• _TASK DESCRIPTION_:
Make an exact copy of all the entries below, with the pictures left out.

• _INPUT MATERIAL_:

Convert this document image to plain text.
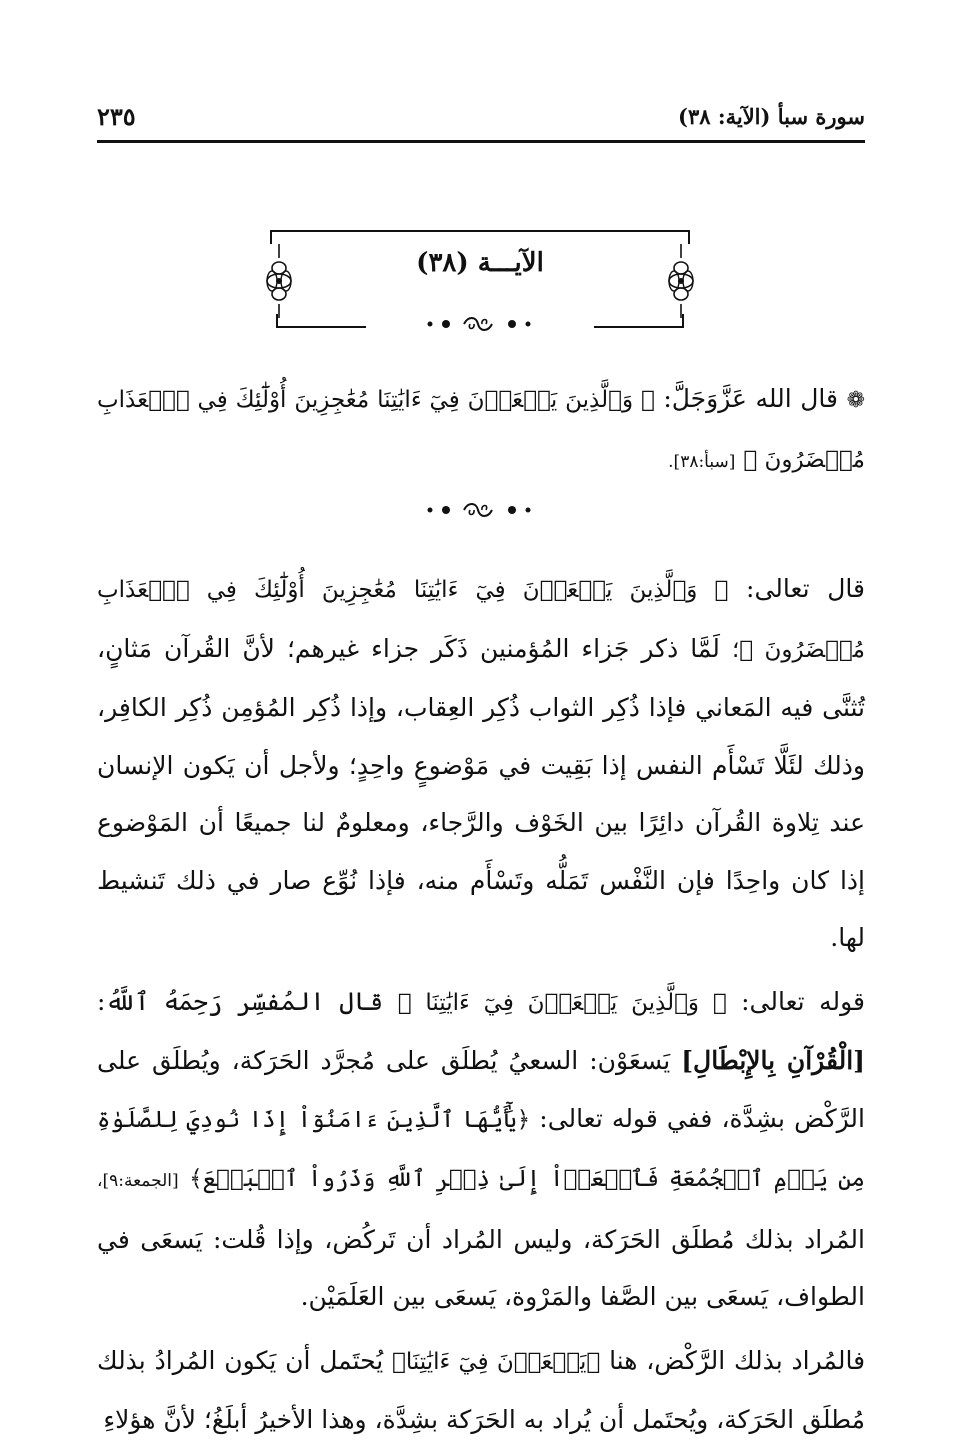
سورة سبأ (الآية: ٣٨)
٢٣٥
الآيـــة (٣٨)

❁ قال الله عَزَّوَجَلَّ: ﴿ وَٱلَّذِينَ يَسۡعَوۡنَ فِيٓ ءَايَٰتِنَا مُعَٰجِزِينَ أُوْلَٰٓئِكَ فِي ٱلۡعَذَابِ مُحۡضَرُونَ ﴾ [سبأ:٣٨].

قال تعالى: ﴿ وَٱلَّذِينَ يَسۡعَوۡنَ فِيٓ ءَايَٰتِنَا مُعَٰجِزِينَ أُوْلَٰٓئِكَ فِي ٱلۡعَذَابِ مُحۡضَرُونَ ﴾؛ لَمَّا ذكر جَزاء المُؤمنين ذَكَر جزاء غيرهم؛ لأنَّ القُرآن مَثانٍ، تُثنَّى فيه المَعاني فإذا ذُكِر الثواب ذُكِر العِقاب، وإذا ذُكِر المُؤمِن ذُكِر الكافِر، وذلك لئَلَّا تَسْأَم النفس إذا بَقِيت في مَوْضوعٍ واحِدٍ؛ ولأجل أن يَكون الإنسان عند تِلاوة القُرآن دائِرًا بين الخَوْف والرَّجاء، ومعلومٌ لنا جميعًا أن المَوْضوع إذا كان واحِدًا فإن النَّفْس تَمَلُّه وتَسْأَم منه، فإذا نُوِّع صار في ذلك تَنشيط لها.

قوله تعالى: ﴿ وَٱلَّذِينَ يَسۡعَوۡنَ فِيٓ ءَايَٰتِنَا ﴾ قال المُفسِّر رَحِمَهُ ٱللَّهُ: [الْقُرْآنِ بِالإِبْطَالِ] يَسعَوْن: السعيُ يُطلَق على مُجرَّد الحَرَكة، ويُطلَق على الرَّكْض بشِدَّة، ففي قوله تعالى: ﴿يَٰٓأَيُّهَا ٱلَّذِينَ ءَامَنُوٓاْ إِذَا نُودِيَ لِلصَّلَوٰةِ مِن يَوۡمِ ٱلۡجُمُعَةِ فَٱسۡعَوۡاْ إِلَىٰ ذِكۡرِ ٱللَّهِ وَذَرُواْ ٱلۡبَيۡعَ﴾ [الجمعة:٩]، المُراد بذلك مُطلَق الحَرَكة، وليس المُراد أن تَركُض، وإذا قُلت: يَسعَى في الطواف، يَسعَى بين الصَّفا والمَرْوة، يَسعَى بين العَلَمَيْن.

فالمُراد بذلك الرَّكْض، هنا ﴿يَسۡعَوۡنَ فِيٓ ءَايَٰتِنَا﴾ يُحتَمل أن يَكون المُرادُ بذلك مُطلَق الحَرَكة، ويُحتَمل أن يُراد به الحَرَكة بشِدَّة، وهذا الأخيرُ أبلَغُ؛ لأنَّ هؤلاءِ
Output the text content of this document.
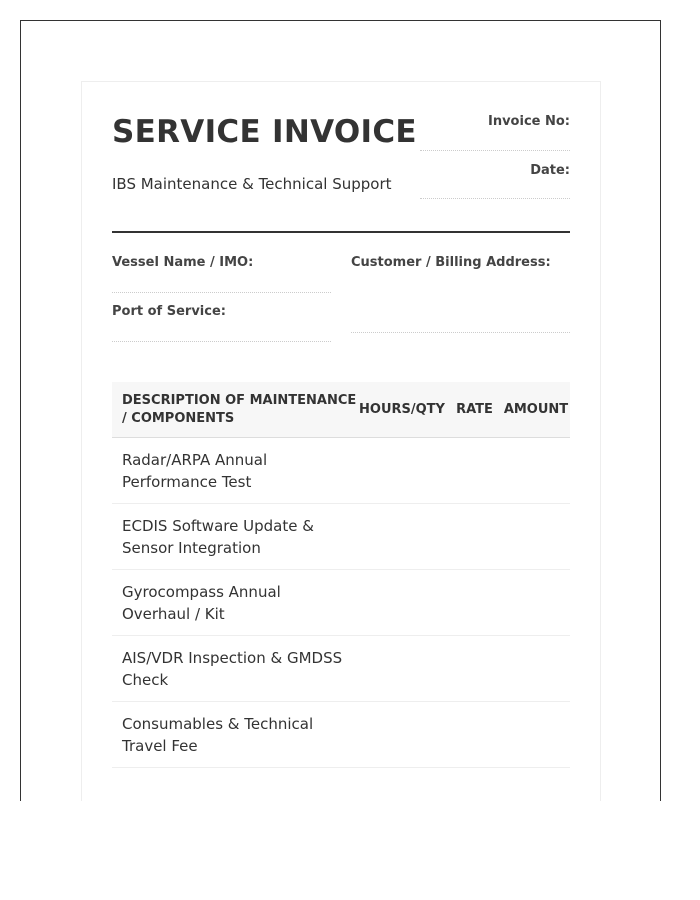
SERVICE INVOICE
IBS Maintenance & Technical Support
Invoice No:
Date:
Vessel Name / IMO:
Port of Service:
Customer / Billing Address:
DESCRIPTION OF MAINTENANCE / COMPONENTS	HOURS/QTY	RATE	AMOUNT
Radar/ARPA Annual Performance Test			
ECDIS Software Update & Sensor Integration			
Gyrocompass Annual Overhaul / Kit			
AIS/VDR Inspection & GMDSS Check			
Consumables & Technical Travel Fee			
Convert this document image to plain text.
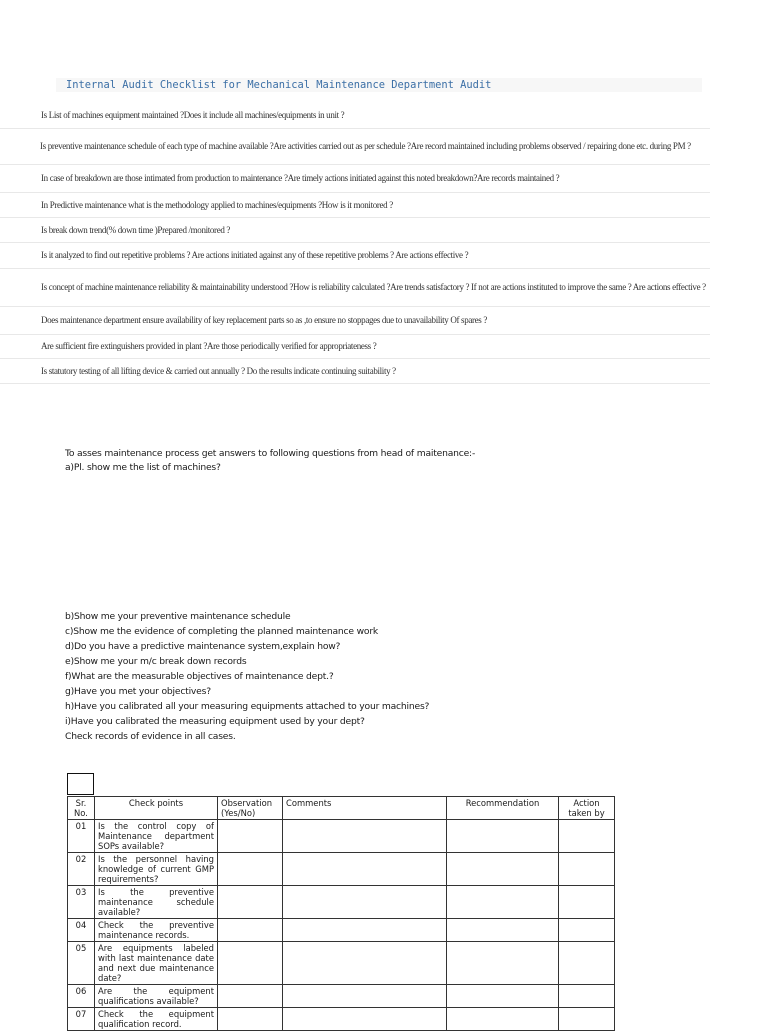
Internal Audit Checklist for Mechanical Maintenance Department Audit
Is List of machines equipment maintained ?Does it include all machines/equipments in unit ?
Is preventive maintenance schedule of each type of machine available ?Are activities carried out as per schedule ?Are record maintained including problems observed / repairing done etc. during PM ?
In case of breakdown are those intimated from production to maintenance ?Are timely actions initiated against this noted breakdown?Are records maintained ?
In Predictive maintenance what is the methodology applied to machines/equipments ?How is it monitored ?
Is break down trend(% down time )Prepared /monitored ?
Is it analyzed to find out repetitive problems ? Are actions initiated against any of these repetitive problems ? Are actions effective ?
Is concept of machine maintenance reliability & maintainability understood ?How is reliability calculated ?Are trends satisfactory ? If not are actions instituted to improve the same ? Are actions effective ?
Does maintenance department ensure availability of key replacement parts so as ,to ensure no stoppages due to unavailability Of spares ?
Are sufficient fire extinguishers provided in plant ?Are those periodically verified for appropriateness ?
Is statutory testing of all lifting device & carried out annually ? Do the results indicate continuing suitability ?
To asses maintenance process get answers to following questions from head of maitenance:-
a)Pl. show me the list of machines?
b)Show me your preventive maintenance schedule
c)Show me the evidence of completing the planned maintenance work
d)Do you have a predictive maintenance system,explain how?
e)Show me your m/c break down records
f)What are the measurable objectives of maintenance dept.?
g)Have you met your objectives?
h)Have you calibrated all your measuring equipments attached to your machines?
i)Have you calibrated the measuring equipment used by your dept?
Check records of evidence in all cases.
Sr. No.	Check points	Observation (Yes/No)	Comments	Recommendation	Action taken by
01	Is the control copy of Maintenance department SOPs available?				
02	Is the personnel having knowledge of current GMP requirements?				
03	Is the preventive maintenance schedule available?				
04	Check the preventive maintenance records.				
05	Are equipments labeled with last maintenance date and next due maintenance date?				
06	Are the equipment qualifications available?				
07	Check the equipment qualification record.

• _REPLY TO THE EXERCISE_:
Convert this document image to plain text.
سورة سبأ (الآية: ٣٨)
٢٣٥
الآيـــة (٣٨)

❁ قال الله عَزَّوَجَلَّ: ﴿ وَٱلَّذِينَ يَسۡعَوۡنَ فِيٓ ءَايَٰتِنَا مُعَٰجِزِينَ أُوْلَٰٓئِكَ فِي ٱلۡعَذَابِ مُحۡضَرُونَ ﴾ [سبأ:٣٨].

قال تعالى: ﴿ وَٱلَّذِينَ يَسۡعَوۡنَ فِيٓ ءَايَٰتِنَا مُعَٰجِزِينَ أُوْلَٰٓئِكَ فِي ٱلۡعَذَابِ مُحۡضَرُونَ ﴾؛ لَمَّا ذكر جَزاء المُؤمنين ذَكَر جزاء غيرهم؛ لأنَّ القُرآن مَثانٍ، تُثنَّى فيه المَعاني فإذا ذُكِر الثواب ذُكِر العِقاب، وإذا ذُكِر المُؤمِن ذُكِر الكافِر، وذلك لئَلَّا تَسْأَم النفس إذا بَقِيت في مَوْضوعٍ واحِدٍ؛ ولأجل أن يَكون الإنسان عند تِلاوة القُرآن دائِرًا بين الخَوْف والرَّجاء، ومعلومٌ لنا جميعًا أن المَوْضوع إذا كان واحِدًا فإن النَّفْس تَمَلُّه وتَسْأَم منه، فإذا نُوِّع صار في ذلك تَنشيط لها.

قوله تعالى: ﴿ وَٱلَّذِينَ يَسۡعَوۡنَ فِيٓ ءَايَٰتِنَا ﴾ قال المُفسِّر رَحِمَهُ ٱللَّهُ: [الْقُرْآنِ بِالإِبْطَالِ] يَسعَوْن: السعيُ يُطلَق على مُجرَّد الحَرَكة، ويُطلَق على الرَّكْض بشِدَّة، ففي قوله تعالى: ﴿يَٰٓأَيُّهَا ٱلَّذِينَ ءَامَنُوٓاْ إِذَا نُودِيَ لِلصَّلَوٰةِ مِن يَوۡمِ ٱلۡجُمُعَةِ فَٱسۡعَوۡاْ إِلَىٰ ذِكۡرِ ٱللَّهِ وَذَرُواْ ٱلۡبَيۡعَ﴾ [الجمعة:٩]، المُراد بذلك مُطلَق الحَرَكة، وليس المُراد أن تَركُض، وإذا قُلت: يَسعَى في الطواف، يَسعَى بين الصَّفا والمَرْوة، يَسعَى بين العَلَمَيْن.

فالمُراد بذلك الرَّكْض، هنا ﴿يَسۡعَوۡنَ فِيٓ ءَايَٰتِنَا﴾ يُحتَمل أن يَكون المُرادُ بذلك مُطلَق الحَرَكة، ويُحتَمل أن يُراد به الحَرَكة بشِدَّة، وهذا الأخيرُ أبلَغُ؛ لأنَّ هؤلاءِ
Output the text content of this document.
SERVICE INVOICE
IBS Maintenance & Technical Support
Invoice No:
Date:
Vessel Name / IMO:
Port of Service:
Customer / Billing Address:
DESCRIPTION OF MAINTENANCE / COMPONENTS	HOURS/QTY	RATE	AMOUNT
Radar/ARPA Annual Performance Test			
ECDIS Software Update & Sensor Integration			
Gyrocompass Annual Overhaul / Kit			
AIS/VDR Inspection & GMDSS Check			
Consumables & Technical Travel Fee			
Convert this document image to plain text.
Internal Audit Checklist for Mechanical Maintenance Department Audit
Is List of machines equipment maintained ?Does it include all machines/equipments in unit ?
Is preventive maintenance schedule of each type of machine available ?Are activities carried out as per schedule ?Are record maintained including problems observed / repairing done etc. during PM ?
In case of breakdown are those intimated from production to maintenance ?Are timely actions initiated against this noted breakdown?Are records maintained ?
In Predictive maintenance what is the methodology applied to machines/equipments ?How is it monitored ?
Is break down trend(% down time )Prepared /monitored ?
Is it analyzed to find out repetitive problems ? Are actions initiated against any of these repetitive problems ? Are actions effective ?
Is concept of machine maintenance reliability & maintainability understood ?How is reliability calculated ?Are trends satisfactory ? If not are actions instituted to improve the same ? Are actions effective ?
Does maintenance department ensure availability of key replacement parts so as ,to ensure no stoppages due to unavailability Of spares ?
Are sufficient fire extinguishers provided in plant ?Are those periodically verified for appropriateness ?
Is statutory testing of all lifting device & carried out annually ? Do the results indicate continuing suitability ?
To asses maintenance process get answers to following questions from head of maitenance:-
a)Pl. show me the list of machines?
b)Show me your preventive maintenance schedule
c)Show me the evidence of completing the planned maintenance work
d)Do you have a predictive maintenance system,explain how?
e)Show me your m/c break down records
f)What are the measurable objectives of maintenance dept.?
g)Have you met your objectives?
h)Have you calibrated all your measuring equipments attached to your machines?
i)Have you calibrated the measuring equipment used by your dept?
Check records of evidence in all cases.
Sr. No.	Check points	Observation (Yes/No)	Comments	Recommendation	Action taken by
01	Is the control copy of Maintenance department SOPs available?				
02	Is the personnel having knowledge of current GMP requirements?				
03	Is the preventive maintenance schedule available?				
04	Check the preventive maintenance records.				
05	Are equipments labeled with last maintenance date and next due maintenance date?				
06	Are the equipment qualifications available?				
07	Check the equipment qualification record.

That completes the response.